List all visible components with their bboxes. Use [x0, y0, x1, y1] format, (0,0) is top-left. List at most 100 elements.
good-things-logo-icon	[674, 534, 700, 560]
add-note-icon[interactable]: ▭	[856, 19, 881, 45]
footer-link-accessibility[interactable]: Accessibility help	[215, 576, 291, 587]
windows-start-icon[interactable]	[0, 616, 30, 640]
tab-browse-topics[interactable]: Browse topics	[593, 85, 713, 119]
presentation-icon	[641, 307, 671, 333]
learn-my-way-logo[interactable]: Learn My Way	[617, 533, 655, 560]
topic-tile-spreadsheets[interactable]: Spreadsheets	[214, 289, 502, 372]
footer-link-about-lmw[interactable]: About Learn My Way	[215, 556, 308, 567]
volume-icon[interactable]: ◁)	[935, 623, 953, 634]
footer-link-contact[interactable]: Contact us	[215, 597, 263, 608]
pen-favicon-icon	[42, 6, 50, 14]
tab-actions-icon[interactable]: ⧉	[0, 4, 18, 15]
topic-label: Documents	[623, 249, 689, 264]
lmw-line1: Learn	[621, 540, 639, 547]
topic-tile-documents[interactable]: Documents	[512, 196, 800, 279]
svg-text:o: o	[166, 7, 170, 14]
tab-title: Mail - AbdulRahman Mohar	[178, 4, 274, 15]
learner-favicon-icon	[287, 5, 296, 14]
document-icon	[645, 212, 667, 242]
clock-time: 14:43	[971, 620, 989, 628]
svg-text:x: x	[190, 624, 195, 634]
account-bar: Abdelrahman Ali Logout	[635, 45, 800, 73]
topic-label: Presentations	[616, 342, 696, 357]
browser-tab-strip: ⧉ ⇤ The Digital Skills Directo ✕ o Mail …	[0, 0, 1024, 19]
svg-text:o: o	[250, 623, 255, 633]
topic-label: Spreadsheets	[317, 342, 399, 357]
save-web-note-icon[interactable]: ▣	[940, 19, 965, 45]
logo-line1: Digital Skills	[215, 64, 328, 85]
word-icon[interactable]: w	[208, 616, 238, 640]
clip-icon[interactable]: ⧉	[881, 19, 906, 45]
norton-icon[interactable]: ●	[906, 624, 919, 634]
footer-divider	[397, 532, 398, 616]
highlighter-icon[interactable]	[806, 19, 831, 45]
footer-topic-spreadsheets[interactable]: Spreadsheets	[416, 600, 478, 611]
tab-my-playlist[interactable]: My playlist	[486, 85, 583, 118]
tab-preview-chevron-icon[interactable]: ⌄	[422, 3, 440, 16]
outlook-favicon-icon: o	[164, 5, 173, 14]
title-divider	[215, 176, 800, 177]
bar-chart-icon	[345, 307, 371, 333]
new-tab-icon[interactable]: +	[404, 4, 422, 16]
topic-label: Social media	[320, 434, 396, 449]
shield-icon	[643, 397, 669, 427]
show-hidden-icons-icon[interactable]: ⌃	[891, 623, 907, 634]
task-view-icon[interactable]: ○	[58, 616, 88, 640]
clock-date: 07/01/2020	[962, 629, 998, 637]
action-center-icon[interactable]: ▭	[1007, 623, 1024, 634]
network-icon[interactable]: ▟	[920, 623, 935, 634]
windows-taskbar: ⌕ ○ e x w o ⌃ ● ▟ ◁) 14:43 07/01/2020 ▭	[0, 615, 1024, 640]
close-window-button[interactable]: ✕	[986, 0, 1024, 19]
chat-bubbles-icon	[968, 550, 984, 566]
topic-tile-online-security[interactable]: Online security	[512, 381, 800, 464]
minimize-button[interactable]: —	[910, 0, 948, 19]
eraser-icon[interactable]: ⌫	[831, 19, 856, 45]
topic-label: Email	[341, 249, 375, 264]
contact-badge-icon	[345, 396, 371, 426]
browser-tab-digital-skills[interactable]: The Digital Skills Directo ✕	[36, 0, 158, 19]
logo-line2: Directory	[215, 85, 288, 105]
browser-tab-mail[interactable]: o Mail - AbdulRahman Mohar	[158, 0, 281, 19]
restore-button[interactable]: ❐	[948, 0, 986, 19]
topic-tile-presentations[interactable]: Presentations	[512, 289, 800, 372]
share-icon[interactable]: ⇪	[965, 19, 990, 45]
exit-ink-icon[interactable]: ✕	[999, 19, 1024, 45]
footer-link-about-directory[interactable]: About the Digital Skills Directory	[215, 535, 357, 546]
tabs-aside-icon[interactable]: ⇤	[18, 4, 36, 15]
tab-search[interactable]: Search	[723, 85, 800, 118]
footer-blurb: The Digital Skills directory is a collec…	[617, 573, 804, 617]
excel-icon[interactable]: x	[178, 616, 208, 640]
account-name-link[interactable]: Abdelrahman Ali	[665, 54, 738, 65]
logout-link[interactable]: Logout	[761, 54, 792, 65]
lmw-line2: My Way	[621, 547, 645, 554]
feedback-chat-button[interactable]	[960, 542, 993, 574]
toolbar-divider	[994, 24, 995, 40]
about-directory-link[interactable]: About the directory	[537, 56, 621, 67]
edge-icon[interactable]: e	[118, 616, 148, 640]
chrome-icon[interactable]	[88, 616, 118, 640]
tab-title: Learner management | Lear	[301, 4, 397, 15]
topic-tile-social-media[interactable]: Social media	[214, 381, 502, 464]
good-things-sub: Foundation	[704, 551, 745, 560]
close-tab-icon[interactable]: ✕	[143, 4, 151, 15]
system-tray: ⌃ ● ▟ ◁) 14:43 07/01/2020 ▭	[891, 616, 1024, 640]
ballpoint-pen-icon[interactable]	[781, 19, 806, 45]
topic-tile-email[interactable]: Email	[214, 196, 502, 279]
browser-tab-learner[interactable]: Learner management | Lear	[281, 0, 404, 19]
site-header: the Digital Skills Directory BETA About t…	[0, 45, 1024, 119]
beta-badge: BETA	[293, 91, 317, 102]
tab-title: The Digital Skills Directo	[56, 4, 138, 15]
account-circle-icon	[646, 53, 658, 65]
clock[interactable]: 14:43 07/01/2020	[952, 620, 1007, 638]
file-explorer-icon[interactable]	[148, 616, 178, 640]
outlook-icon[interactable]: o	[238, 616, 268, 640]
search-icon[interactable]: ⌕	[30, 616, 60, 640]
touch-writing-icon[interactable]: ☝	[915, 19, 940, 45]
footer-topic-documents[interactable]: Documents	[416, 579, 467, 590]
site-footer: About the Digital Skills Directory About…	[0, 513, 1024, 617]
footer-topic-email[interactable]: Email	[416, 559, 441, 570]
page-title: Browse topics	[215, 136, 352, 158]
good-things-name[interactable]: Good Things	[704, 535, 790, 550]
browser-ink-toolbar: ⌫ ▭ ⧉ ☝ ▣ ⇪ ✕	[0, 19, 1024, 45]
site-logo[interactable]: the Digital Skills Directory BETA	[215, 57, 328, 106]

• **Stated problem**
Please print the records above again, character for character, keeping every line of each one.

• **The output**
List all visible components with their bboxes. Use [x0, y0, x1, y1] format, (0,0) is top-left. List at most 100 elements.
good-things-logo-icon	[674, 534, 700, 560]
add-note-icon[interactable]: ▭	[856, 19, 881, 45]
footer-link-accessibility[interactable]: Accessibility help	[215, 576, 291, 587]
windows-start-icon[interactable]	[0, 616, 30, 640]
tab-browse-topics[interactable]: Browse topics	[593, 85, 713, 119]
presentation-icon	[641, 307, 671, 333]
learn-my-way-logo[interactable]: Learn My Way	[617, 533, 655, 560]
topic-tile-spreadsheets[interactable]: Spreadsheets	[214, 289, 502, 372]
footer-link-about-lmw[interactable]: About Learn My Way	[215, 556, 308, 567]
volume-icon[interactable]: ◁)	[935, 623, 953, 634]
footer-link-contact[interactable]: Contact us	[215, 597, 263, 608]
pen-favicon-icon	[42, 6, 50, 14]
tab-actions-icon[interactable]: ⧉	[0, 4, 18, 15]
topic-label: Documents	[623, 249, 689, 264]
lmw-line1: Learn	[621, 540, 639, 547]
topic-tile-documents[interactable]: Documents	[512, 196, 800, 279]
svg-text:o: o	[166, 7, 170, 14]
tab-title: Mail - AbdulRahman Mohar	[178, 4, 274, 15]
learner-favicon-icon	[287, 5, 296, 14]
document-icon	[645, 212, 667, 242]
clock-time: 14:43	[971, 620, 989, 628]
svg-text:x: x	[190, 624, 195, 634]
account-bar: Abdelrahman Ali Logout	[635, 45, 800, 73]
topic-label: Presentations	[616, 342, 696, 357]
browser-tab-strip: ⧉ ⇤ The Digital Skills Directo ✕ o Mail …	[0, 0, 1024, 19]
svg-text:o: o	[250, 623, 255, 633]
topic-label: Spreadsheets	[317, 342, 399, 357]
save-web-note-icon[interactable]: ▣	[940, 19, 965, 45]
logo-line1: Digital Skills	[215, 64, 328, 85]
word-icon[interactable]: w	[208, 616, 238, 640]
clip-icon[interactable]: ⧉	[881, 19, 906, 45]
norton-icon[interactable]: ●	[906, 624, 919, 634]
footer-divider	[397, 532, 398, 616]
highlighter-icon[interactable]	[806, 19, 831, 45]
footer-topic-spreadsheets[interactable]: Spreadsheets	[416, 600, 478, 611]
tab-my-playlist[interactable]: My playlist	[486, 85, 583, 118]
tab-preview-chevron-icon[interactable]: ⌄	[422, 3, 440, 16]
outlook-favicon-icon: o	[164, 5, 173, 14]
title-divider	[215, 176, 800, 177]
bar-chart-icon	[345, 307, 371, 333]
new-tab-icon[interactable]: +	[404, 4, 422, 16]
topic-label: Social media	[320, 434, 396, 449]
shield-icon	[643, 397, 669, 427]
show-hidden-icons-icon[interactable]: ⌃	[891, 623, 907, 634]
task-view-icon[interactable]: ○	[58, 616, 88, 640]
clock-date: 07/01/2020	[962, 629, 998, 637]
action-center-icon[interactable]: ▭	[1007, 623, 1024, 634]
network-icon[interactable]: ▟	[920, 623, 935, 634]
windows-taskbar: ⌕ ○ e x w o ⌃ ● ▟ ◁) 14:43 07/01/2020 ▭	[0, 615, 1024, 640]
close-window-button[interactable]: ✕	[986, 0, 1024, 19]
chat-bubbles-icon	[968, 550, 984, 566]
topic-tile-online-security[interactable]: Online security	[512, 381, 800, 464]
minimize-button[interactable]: —	[910, 0, 948, 19]
eraser-icon[interactable]: ⌫	[831, 19, 856, 45]
topic-label: Email	[341, 249, 375, 264]
contact-badge-icon	[345, 396, 371, 426]
browser-tab-digital-skills[interactable]: The Digital Skills Directo ✕	[36, 0, 158, 19]
logo-line2: Directory	[215, 85, 288, 105]
browser-tab-mail[interactable]: o Mail - AbdulRahman Mohar	[158, 0, 281, 19]
restore-button[interactable]: ❐	[948, 0, 986, 19]
topic-tile-presentations[interactable]: Presentations	[512, 289, 800, 372]
share-icon[interactable]: ⇪	[965, 19, 990, 45]
exit-ink-icon[interactable]: ✕	[999, 19, 1024, 45]
footer-link-about-directory[interactable]: About the Digital Skills Directory	[215, 535, 357, 546]
tabs-aside-icon[interactable]: ⇤	[18, 4, 36, 15]
tab-search[interactable]: Search	[723, 85, 800, 118]
footer-blurb: The Digital Skills directory is a collec…	[617, 573, 804, 617]
excel-icon[interactable]: x	[178, 616, 208, 640]
account-name-link[interactable]: Abdelrahman Ali	[665, 54, 738, 65]
logout-link[interactable]: Logout	[761, 54, 792, 65]
lmw-line2: My Way	[621, 547, 645, 554]
feedback-chat-button[interactable]	[960, 542, 993, 574]
toolbar-divider	[994, 24, 995, 40]
about-directory-link[interactable]: About the directory	[537, 56, 621, 67]
edge-icon[interactable]: e	[118, 616, 148, 640]
chrome-icon[interactable]	[88, 616, 118, 640]
tab-title: Learner management | Lear	[301, 4, 397, 15]
topic-tile-social-media[interactable]: Social media	[214, 381, 502, 464]
good-things-sub: Foundation	[704, 551, 745, 560]
close-tab-icon[interactable]: ✕	[143, 4, 151, 15]
system-tray: ⌃ ● ▟ ◁) 14:43 07/01/2020 ▭	[891, 616, 1024, 640]
ballpoint-pen-icon[interactable]	[781, 19, 806, 45]
topic-tile-email[interactable]: Email	[214, 196, 502, 279]
browser-tab-learner[interactable]: Learner management | Lear	[281, 0, 404, 19]
site-header: the Digital Skills Directory BETA About t…	[0, 45, 1024, 119]
beta-badge: BETA	[293, 91, 317, 102]
tab-title: The Digital Skills Directo	[56, 4, 138, 15]
account-circle-icon	[646, 53, 658, 65]
clock[interactable]: 14:43 07/01/2020	[952, 620, 1007, 638]
file-explorer-icon[interactable]	[148, 616, 178, 640]
outlook-icon[interactable]: o	[238, 616, 268, 640]
search-icon[interactable]: ⌕	[30, 616, 60, 640]
touch-writing-icon[interactable]: ☝	[915, 19, 940, 45]
footer-topic-documents[interactable]: Documents	[416, 579, 467, 590]
site-footer: About the Digital Skills Directory About…	[0, 513, 1024, 617]
footer-topic-email[interactable]: Email	[416, 559, 441, 570]
page-title: Browse topics	[215, 136, 352, 158]
good-things-name[interactable]: Good Things	[704, 535, 790, 550]
browser-ink-toolbar: ⌫ ▭ ⧉ ☝ ▣ ⇪ ✕	[0, 19, 1024, 45]
site-logo[interactable]: the Digital Skills Directory BETA	[215, 57, 328, 106]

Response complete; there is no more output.